— Work to complete —
Search the entries below. Return every line that has "this" in it.
^^^^
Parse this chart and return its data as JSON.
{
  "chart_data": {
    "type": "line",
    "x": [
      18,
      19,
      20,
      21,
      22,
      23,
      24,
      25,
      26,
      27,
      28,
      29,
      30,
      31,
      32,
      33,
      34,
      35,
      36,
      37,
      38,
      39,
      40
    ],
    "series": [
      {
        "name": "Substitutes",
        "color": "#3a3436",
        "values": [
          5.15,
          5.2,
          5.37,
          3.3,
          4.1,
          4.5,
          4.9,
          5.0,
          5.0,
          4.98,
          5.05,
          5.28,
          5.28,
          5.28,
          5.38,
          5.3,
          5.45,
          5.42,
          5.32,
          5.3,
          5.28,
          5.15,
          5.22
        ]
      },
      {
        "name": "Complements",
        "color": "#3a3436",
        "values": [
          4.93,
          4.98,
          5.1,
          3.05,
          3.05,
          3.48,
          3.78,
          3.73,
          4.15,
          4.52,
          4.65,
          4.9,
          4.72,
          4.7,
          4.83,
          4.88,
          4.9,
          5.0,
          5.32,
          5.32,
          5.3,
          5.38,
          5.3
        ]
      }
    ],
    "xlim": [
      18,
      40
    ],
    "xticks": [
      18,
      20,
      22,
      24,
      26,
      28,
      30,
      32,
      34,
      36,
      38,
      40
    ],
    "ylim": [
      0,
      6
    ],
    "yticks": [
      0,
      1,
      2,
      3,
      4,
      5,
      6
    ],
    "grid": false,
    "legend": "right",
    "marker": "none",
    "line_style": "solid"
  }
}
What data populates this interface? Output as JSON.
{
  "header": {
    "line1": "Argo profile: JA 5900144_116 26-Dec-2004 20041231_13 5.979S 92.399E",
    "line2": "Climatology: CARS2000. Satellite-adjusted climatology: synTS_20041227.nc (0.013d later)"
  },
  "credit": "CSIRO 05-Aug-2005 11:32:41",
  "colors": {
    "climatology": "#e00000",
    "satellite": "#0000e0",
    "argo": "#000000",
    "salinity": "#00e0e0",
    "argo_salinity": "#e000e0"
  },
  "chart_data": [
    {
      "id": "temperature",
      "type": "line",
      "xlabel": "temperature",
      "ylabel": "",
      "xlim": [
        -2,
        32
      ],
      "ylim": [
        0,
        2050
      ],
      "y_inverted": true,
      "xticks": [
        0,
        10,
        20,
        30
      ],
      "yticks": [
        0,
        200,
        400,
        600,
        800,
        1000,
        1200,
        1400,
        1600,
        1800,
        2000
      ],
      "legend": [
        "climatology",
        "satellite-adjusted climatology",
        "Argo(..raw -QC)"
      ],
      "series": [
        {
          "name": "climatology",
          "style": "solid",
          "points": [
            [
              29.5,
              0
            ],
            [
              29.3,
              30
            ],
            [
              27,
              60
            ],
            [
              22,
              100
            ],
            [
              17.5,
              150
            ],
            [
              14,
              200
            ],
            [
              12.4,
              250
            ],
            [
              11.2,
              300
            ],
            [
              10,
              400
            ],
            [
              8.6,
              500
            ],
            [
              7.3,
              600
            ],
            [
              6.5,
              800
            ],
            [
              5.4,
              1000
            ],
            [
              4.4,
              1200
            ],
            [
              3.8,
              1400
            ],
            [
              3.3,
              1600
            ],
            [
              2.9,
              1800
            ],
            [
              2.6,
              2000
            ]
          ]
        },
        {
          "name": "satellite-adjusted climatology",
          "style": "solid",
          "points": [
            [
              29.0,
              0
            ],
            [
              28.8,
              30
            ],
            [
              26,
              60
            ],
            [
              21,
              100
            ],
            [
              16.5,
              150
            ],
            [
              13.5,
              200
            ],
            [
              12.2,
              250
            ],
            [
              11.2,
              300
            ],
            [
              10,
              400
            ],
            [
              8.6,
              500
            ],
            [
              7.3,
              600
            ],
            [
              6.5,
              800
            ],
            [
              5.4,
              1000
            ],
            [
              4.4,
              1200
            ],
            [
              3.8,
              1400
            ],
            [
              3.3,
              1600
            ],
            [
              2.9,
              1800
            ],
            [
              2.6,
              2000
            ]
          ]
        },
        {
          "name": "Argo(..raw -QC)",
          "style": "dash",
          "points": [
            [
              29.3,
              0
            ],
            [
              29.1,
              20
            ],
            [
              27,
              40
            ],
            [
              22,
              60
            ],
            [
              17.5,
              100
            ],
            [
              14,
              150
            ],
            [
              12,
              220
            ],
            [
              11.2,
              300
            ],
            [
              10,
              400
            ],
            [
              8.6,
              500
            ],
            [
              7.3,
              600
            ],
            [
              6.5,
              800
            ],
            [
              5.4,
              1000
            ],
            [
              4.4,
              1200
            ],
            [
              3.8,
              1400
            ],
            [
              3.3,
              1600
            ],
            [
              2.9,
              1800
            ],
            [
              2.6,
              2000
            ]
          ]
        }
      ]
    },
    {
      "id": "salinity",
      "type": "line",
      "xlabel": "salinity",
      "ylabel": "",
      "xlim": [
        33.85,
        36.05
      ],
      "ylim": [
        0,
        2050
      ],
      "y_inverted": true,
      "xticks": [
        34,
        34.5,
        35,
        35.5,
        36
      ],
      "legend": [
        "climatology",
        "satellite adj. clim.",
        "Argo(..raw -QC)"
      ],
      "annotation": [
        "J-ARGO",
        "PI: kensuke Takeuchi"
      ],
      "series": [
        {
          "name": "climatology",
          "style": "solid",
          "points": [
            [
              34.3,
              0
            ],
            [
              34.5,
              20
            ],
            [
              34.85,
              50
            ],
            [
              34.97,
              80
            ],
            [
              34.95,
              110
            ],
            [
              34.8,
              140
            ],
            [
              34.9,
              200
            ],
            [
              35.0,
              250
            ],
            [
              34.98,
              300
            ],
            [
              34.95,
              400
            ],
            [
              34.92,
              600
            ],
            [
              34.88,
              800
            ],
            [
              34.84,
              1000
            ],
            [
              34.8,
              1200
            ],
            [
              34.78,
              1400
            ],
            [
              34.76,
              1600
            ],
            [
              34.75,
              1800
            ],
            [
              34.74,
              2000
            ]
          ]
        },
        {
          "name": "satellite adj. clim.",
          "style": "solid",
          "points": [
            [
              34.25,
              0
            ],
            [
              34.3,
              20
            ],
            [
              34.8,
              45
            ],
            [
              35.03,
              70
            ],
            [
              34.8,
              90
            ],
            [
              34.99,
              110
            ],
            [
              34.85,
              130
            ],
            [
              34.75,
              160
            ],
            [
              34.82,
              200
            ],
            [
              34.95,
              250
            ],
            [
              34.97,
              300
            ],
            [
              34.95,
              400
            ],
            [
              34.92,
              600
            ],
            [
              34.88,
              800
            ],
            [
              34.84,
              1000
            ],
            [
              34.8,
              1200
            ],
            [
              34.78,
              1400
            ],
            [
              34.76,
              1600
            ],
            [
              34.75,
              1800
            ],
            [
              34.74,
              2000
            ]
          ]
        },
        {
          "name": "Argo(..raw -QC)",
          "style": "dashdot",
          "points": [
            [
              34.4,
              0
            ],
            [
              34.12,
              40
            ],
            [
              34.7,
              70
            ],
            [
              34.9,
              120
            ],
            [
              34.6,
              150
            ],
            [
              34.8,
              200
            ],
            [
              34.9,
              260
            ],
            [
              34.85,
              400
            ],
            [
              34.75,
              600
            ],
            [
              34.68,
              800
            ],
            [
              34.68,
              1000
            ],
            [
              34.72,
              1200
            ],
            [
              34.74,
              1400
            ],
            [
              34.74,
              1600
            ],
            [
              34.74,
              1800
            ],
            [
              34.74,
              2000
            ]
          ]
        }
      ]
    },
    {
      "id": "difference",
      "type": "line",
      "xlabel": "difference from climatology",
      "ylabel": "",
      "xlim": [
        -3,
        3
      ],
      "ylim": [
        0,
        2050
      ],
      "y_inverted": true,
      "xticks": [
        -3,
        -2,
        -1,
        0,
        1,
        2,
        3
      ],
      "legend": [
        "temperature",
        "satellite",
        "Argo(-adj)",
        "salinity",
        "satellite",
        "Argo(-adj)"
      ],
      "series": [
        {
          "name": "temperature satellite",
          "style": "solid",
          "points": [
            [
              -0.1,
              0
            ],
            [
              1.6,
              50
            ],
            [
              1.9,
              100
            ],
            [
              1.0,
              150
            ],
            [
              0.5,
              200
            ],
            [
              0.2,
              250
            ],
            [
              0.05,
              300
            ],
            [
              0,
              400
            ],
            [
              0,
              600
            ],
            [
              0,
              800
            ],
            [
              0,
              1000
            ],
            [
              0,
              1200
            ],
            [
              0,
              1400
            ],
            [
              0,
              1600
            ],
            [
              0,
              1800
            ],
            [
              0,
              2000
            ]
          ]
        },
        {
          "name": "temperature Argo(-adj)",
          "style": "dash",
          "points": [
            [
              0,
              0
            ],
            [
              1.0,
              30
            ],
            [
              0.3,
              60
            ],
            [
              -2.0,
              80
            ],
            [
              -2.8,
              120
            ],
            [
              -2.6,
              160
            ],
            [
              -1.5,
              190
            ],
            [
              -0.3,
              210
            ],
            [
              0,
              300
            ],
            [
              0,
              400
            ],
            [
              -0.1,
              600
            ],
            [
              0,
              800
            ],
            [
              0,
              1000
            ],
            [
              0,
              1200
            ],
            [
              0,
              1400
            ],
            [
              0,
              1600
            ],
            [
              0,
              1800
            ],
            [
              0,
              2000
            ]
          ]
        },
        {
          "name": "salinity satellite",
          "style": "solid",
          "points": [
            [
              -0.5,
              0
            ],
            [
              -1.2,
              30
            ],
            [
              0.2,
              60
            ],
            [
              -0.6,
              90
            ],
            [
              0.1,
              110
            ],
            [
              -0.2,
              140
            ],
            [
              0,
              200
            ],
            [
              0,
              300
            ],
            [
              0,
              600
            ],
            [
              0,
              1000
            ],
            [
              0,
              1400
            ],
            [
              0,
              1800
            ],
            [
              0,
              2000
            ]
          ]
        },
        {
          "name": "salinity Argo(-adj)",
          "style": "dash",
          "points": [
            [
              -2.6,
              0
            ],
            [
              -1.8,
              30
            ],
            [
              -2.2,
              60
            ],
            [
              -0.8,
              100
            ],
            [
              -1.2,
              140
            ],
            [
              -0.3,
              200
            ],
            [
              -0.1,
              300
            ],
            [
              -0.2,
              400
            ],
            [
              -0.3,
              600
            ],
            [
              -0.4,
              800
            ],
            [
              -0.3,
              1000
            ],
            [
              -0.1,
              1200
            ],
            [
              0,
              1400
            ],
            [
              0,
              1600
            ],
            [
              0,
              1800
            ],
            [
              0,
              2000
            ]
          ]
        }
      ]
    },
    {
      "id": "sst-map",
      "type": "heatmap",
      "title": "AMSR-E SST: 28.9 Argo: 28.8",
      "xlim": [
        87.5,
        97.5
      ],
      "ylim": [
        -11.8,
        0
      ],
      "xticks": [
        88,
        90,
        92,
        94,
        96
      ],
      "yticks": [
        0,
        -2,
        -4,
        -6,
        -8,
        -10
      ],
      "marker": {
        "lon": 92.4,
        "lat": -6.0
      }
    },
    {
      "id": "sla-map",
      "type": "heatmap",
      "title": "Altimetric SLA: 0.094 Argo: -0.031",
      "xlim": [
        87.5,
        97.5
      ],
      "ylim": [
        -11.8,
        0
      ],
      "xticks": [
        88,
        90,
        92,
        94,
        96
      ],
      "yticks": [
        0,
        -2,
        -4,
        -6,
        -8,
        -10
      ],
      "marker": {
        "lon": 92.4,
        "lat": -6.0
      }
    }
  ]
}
^^^^
— Solved exercise —
Parse this chart and return its data as JSON.
What data populates this interface? Output as JSON.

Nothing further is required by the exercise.